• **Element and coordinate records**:

* Begin *

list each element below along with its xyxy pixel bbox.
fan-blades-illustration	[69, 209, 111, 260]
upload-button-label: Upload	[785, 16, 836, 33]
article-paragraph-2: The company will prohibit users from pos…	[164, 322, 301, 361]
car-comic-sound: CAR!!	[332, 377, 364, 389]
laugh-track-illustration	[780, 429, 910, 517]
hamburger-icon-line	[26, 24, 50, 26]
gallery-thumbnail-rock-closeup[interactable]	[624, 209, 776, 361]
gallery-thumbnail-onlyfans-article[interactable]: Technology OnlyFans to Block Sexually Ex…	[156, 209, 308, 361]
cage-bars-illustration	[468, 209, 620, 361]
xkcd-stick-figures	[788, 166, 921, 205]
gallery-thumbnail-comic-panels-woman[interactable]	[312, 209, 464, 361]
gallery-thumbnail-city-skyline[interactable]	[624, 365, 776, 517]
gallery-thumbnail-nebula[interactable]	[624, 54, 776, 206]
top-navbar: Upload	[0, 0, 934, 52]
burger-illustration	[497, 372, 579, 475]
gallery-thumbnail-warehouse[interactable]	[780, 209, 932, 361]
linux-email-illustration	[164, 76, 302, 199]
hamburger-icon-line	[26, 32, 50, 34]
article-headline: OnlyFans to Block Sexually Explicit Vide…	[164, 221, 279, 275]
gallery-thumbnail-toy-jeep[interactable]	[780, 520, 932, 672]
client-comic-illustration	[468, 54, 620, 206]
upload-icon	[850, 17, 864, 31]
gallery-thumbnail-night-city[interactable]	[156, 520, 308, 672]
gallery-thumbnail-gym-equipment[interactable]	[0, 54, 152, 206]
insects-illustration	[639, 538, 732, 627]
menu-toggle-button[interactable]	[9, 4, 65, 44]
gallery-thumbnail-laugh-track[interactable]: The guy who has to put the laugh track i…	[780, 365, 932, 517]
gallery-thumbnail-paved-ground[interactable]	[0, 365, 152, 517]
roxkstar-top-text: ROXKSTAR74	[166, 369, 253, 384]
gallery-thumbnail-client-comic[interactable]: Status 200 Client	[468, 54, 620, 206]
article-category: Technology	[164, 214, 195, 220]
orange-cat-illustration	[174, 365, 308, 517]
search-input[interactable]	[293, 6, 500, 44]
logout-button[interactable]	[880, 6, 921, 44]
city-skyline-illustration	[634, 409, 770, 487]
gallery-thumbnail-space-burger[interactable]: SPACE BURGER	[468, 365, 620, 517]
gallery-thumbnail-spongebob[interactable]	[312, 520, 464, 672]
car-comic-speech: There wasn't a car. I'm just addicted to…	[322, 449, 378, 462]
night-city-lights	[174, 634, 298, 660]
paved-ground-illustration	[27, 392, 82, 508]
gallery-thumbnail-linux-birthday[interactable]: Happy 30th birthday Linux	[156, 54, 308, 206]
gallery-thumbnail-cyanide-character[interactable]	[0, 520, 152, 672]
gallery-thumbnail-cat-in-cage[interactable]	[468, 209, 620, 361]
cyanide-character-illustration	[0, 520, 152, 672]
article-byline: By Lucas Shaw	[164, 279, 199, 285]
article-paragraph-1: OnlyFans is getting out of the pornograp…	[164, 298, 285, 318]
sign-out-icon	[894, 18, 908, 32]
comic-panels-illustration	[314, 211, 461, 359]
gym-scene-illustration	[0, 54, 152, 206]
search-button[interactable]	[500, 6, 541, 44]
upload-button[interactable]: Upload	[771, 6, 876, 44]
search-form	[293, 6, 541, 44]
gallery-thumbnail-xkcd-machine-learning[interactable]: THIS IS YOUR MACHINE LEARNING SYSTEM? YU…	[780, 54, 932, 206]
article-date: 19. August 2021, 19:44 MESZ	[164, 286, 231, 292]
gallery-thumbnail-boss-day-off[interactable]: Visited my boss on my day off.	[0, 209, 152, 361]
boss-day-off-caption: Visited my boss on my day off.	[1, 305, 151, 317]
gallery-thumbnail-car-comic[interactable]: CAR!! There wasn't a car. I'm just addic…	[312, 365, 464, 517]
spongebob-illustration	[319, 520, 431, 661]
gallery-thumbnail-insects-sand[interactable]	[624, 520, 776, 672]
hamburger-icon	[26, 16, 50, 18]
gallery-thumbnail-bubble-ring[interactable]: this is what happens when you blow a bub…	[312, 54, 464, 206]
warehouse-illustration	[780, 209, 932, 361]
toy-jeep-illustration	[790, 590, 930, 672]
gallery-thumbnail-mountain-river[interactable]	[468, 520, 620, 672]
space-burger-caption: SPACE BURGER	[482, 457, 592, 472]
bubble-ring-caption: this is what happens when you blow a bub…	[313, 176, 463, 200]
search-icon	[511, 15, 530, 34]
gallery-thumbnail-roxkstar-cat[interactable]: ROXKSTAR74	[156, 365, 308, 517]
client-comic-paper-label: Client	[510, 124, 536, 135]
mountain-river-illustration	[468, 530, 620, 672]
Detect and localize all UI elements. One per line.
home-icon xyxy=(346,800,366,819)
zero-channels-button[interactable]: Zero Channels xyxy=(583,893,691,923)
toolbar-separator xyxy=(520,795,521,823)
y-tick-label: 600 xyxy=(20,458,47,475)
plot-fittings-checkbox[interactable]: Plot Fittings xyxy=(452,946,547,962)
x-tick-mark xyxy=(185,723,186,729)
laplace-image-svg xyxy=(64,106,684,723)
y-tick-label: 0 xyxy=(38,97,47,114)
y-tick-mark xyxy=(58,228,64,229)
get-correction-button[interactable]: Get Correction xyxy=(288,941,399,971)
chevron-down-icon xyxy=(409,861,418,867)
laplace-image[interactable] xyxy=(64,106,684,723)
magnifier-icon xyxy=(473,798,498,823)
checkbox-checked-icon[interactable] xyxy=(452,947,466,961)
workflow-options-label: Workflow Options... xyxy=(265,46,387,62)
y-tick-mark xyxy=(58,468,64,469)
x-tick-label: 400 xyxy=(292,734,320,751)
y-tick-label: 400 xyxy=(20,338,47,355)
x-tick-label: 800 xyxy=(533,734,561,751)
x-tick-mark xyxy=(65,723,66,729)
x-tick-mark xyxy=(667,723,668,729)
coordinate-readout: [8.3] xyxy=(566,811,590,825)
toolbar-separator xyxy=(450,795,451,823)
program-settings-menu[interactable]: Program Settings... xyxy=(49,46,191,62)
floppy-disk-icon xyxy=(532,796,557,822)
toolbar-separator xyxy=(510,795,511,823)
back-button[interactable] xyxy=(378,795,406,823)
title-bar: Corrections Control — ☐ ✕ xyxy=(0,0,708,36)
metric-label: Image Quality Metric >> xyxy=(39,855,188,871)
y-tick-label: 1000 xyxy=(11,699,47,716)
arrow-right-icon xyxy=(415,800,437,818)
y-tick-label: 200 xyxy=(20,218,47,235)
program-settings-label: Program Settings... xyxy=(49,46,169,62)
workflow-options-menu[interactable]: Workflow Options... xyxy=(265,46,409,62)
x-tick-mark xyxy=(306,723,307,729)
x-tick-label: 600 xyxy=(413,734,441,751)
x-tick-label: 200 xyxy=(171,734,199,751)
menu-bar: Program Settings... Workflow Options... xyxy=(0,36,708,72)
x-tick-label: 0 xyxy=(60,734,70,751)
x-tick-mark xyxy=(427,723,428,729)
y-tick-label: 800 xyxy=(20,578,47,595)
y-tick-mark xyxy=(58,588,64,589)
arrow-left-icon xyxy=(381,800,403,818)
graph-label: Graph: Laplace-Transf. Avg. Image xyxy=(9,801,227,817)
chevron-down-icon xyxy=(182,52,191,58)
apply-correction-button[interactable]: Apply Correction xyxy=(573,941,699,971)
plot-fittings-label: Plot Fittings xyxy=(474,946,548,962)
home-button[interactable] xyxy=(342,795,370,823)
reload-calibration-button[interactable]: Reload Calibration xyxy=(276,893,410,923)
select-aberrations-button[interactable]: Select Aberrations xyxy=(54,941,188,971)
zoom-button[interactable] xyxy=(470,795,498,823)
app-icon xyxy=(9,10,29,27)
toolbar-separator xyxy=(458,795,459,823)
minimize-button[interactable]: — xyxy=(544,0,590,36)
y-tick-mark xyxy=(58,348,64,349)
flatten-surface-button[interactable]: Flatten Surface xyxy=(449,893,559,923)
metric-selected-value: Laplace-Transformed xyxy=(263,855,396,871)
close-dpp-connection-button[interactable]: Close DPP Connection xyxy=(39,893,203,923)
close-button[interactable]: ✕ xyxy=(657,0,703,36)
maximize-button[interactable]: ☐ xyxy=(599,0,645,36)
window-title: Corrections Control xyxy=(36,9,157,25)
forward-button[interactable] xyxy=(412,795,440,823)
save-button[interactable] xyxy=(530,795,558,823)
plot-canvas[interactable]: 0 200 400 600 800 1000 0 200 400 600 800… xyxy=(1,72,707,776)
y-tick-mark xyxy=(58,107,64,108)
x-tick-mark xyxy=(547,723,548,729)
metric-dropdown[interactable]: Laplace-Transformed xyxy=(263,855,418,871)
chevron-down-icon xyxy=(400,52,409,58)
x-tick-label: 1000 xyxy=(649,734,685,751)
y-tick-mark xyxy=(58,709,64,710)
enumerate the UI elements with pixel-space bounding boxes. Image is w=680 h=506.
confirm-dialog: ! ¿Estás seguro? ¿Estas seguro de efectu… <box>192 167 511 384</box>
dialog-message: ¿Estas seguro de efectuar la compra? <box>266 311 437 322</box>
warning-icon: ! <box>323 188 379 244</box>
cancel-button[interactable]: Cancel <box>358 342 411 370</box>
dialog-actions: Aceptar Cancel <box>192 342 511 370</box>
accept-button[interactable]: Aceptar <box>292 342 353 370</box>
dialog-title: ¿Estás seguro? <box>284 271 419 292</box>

* End *

• **What you need to do**: Copy the data word for word, starting at its very first line and ending with the line that contains "209, 776, 361]", both included.

• **Exercise result**:
list each element below along with its xyxy pixel bbox.
fan-blades-illustration	[69, 209, 111, 260]
upload-button-label: Upload	[785, 16, 836, 33]
article-paragraph-2: The company will prohibit users from pos…	[164, 322, 301, 361]
car-comic-sound: CAR!!	[332, 377, 364, 389]
laugh-track-illustration	[780, 429, 910, 517]
hamburger-icon-line	[26, 24, 50, 26]
gallery-thumbnail-rock-closeup[interactable]	[624, 209, 776, 361]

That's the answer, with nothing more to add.